■ **WHAT YOU HAVE TO DO**: Using the entries that follow, collect the lines where the word "structured" appears.

===== GIVEN ENTRIES

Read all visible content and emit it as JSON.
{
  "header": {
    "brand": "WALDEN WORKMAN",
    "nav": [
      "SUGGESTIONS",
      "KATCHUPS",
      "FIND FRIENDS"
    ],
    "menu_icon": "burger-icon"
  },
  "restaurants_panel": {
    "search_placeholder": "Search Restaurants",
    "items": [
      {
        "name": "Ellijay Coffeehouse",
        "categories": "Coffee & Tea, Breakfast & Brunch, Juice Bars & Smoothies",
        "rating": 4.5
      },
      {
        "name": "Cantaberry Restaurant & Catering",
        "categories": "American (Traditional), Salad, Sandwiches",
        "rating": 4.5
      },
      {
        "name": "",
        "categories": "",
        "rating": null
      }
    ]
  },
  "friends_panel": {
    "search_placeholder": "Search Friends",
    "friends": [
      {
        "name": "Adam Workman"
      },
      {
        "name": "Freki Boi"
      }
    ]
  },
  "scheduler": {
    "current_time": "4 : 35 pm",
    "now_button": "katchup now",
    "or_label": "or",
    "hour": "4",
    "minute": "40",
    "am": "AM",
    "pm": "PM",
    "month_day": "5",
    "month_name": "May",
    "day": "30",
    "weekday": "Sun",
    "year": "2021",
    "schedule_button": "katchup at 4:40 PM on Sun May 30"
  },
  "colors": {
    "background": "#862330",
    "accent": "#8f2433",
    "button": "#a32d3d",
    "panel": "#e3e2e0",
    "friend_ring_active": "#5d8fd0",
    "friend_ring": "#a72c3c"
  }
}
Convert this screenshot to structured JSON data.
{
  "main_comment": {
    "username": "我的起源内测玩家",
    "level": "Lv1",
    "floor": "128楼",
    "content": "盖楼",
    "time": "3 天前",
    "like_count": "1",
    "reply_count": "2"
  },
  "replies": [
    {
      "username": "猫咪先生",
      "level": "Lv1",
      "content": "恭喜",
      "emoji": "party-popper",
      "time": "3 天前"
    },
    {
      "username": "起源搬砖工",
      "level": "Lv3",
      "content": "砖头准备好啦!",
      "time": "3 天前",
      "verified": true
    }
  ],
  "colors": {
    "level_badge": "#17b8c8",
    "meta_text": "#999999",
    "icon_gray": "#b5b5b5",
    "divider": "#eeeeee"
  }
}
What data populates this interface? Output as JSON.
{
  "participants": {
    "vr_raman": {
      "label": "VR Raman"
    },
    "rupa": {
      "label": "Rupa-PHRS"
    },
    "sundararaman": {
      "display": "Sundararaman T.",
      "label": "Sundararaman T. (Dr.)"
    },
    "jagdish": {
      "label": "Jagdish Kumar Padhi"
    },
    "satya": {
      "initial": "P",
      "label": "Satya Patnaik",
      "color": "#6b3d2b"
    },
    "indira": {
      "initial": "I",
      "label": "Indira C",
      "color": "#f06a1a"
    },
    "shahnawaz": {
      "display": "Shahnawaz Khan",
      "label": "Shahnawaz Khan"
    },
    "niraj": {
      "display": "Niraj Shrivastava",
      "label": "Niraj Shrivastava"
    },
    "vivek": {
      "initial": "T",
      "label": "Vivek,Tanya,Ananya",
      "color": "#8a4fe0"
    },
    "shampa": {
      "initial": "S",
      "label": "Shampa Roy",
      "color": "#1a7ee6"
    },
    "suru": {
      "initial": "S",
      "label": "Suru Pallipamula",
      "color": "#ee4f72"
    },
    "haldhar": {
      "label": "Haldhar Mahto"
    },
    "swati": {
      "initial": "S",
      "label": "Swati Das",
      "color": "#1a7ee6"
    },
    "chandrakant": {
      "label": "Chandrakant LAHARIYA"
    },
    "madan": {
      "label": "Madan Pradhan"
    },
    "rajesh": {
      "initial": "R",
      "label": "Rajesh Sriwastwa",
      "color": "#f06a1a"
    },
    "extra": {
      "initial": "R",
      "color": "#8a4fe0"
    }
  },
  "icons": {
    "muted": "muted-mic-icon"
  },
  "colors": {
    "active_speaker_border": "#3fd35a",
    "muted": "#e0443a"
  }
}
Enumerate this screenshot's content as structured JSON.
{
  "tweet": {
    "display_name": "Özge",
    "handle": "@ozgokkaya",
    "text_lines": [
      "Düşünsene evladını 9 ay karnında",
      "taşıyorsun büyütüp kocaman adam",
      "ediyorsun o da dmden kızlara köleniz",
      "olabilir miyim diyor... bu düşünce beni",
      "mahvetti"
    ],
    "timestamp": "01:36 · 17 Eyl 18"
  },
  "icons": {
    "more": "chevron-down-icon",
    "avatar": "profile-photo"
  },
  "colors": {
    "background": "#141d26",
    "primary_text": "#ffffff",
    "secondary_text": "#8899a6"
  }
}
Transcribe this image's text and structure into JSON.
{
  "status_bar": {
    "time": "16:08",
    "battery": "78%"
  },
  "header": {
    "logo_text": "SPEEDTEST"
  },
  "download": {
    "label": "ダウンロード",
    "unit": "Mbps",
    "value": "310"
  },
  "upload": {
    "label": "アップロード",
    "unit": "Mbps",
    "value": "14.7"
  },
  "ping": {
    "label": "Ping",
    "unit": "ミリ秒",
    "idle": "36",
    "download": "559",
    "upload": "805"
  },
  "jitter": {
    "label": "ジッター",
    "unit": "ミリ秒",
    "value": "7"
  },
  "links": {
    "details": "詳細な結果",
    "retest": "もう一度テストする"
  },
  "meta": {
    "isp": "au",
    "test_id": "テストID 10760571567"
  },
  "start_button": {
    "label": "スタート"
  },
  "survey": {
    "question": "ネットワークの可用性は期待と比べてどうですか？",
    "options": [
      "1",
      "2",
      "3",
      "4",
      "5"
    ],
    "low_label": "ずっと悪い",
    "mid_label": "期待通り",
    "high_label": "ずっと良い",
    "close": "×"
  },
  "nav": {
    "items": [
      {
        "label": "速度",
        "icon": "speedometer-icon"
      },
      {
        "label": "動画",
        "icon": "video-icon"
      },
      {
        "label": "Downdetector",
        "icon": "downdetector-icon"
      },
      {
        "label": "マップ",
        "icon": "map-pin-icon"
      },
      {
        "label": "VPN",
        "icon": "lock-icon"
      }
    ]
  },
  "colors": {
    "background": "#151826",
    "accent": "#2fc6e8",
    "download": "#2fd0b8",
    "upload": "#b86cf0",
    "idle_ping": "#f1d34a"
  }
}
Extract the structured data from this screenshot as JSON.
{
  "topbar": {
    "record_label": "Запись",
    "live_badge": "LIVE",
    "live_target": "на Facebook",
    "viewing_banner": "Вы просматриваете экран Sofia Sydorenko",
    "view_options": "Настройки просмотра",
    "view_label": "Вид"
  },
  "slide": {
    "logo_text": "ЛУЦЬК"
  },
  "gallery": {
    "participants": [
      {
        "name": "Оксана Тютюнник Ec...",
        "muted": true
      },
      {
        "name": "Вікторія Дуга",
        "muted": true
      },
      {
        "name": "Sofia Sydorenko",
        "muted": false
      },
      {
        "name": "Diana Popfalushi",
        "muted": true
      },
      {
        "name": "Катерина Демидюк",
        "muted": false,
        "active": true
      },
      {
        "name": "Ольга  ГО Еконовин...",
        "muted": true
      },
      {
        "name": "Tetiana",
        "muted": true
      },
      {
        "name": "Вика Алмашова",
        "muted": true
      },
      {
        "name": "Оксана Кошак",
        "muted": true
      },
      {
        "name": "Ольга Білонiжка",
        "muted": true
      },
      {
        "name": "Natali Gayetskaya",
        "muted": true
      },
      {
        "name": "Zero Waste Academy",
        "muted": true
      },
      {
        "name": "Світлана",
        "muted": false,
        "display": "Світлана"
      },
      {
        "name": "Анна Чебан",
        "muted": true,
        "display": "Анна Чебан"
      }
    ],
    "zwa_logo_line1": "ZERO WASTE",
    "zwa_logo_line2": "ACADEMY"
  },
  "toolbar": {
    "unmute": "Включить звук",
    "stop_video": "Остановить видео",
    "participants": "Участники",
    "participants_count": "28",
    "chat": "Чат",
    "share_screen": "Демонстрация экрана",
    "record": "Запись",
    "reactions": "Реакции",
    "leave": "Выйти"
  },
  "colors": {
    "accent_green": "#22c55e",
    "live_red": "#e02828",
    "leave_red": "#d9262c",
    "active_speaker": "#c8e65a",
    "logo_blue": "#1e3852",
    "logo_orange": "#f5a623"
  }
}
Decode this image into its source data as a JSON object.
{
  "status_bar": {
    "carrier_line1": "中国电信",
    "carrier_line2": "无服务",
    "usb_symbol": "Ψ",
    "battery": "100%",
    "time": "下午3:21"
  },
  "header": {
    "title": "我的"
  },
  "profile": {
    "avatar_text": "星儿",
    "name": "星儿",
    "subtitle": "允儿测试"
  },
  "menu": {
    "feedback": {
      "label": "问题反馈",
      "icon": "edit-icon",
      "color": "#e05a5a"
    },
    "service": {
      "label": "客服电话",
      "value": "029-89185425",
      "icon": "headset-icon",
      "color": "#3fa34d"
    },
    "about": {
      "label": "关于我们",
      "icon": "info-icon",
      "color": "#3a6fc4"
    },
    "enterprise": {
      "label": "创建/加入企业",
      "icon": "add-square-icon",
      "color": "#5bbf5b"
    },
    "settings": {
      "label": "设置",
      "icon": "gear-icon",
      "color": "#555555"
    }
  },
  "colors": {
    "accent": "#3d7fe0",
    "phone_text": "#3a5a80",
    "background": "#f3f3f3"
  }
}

==========

■ **WRITTEN RESPONSE**:
Convert this screenshot to structured JSON data.
Enumerate this screenshot's content as structured JSON.
Extract the structured data from this screenshot as JSON.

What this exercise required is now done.